[START INFORMATION SUPPLIED]

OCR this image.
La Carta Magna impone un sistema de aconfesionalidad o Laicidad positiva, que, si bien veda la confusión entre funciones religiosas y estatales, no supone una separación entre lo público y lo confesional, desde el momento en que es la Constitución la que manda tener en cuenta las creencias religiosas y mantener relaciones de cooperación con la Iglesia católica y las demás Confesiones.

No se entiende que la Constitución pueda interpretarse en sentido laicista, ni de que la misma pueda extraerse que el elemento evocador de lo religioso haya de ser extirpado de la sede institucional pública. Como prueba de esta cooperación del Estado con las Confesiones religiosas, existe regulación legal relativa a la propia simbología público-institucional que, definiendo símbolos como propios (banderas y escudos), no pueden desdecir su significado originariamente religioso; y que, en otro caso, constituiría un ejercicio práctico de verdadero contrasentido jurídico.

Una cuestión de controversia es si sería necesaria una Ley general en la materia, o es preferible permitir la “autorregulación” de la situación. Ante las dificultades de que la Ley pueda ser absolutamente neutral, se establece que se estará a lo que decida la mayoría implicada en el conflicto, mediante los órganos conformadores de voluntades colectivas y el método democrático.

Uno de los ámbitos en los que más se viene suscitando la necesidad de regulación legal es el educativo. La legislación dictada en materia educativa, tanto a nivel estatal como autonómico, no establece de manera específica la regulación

[END INFORMATION SUPPLIED]

*GIVEN INSTRUCTION:*
Retype the whole listing, matching it exactly.

*OUTPUT BELOW:*
OCR this image.
La Carta Magna impone un sistema de aconfesionalidad o Laicidad positiva, que, si bien veda la confusión entre funciones religiosas y estatales, no supone una separación entre lo público y lo confesional, desde el momento en que es la Constitución la que manda tener en cuenta las creencias religiosas y mantener relaciones de cooperación con la Iglesia católica y las demás Confesiones.

No se entiende que la Constitución pueda interpretarse en sentido laicista, ni de que la misma pueda extraerse que el elemento evocador de lo religioso haya de ser extirpado de la sede institucional pública. Como prueba de esta cooperación del Estado con las Confesiones religiosas, existe regulación legal relativa a la propia simbología público-institucional que, definiendo símbolos como propios (banderas y escudos), no pueden desdecir su significado originariamente religioso; y que, en otro caso, constituiría un ejercicio práctico de verdadero contrasentido jurídico.

Una cuestión de controversia es si sería necesaria una Ley general en la materia, o es preferible permitir la “autorregulación” de la situación. Ante las dificultades de que la Ley pueda ser absolutamente neutral, se establece que se estará a lo que decida la mayoría implicada en el conflicto, mediante los órganos conformadores de voluntades colectivas y el método democrático.

Uno de los ámbitos en los que más se viene suscitando la necesidad de regulación legal es el educativo. La legislación dictada en materia educativa, tanto a nivel estatal como autonómico, no establece de manera específica la regulación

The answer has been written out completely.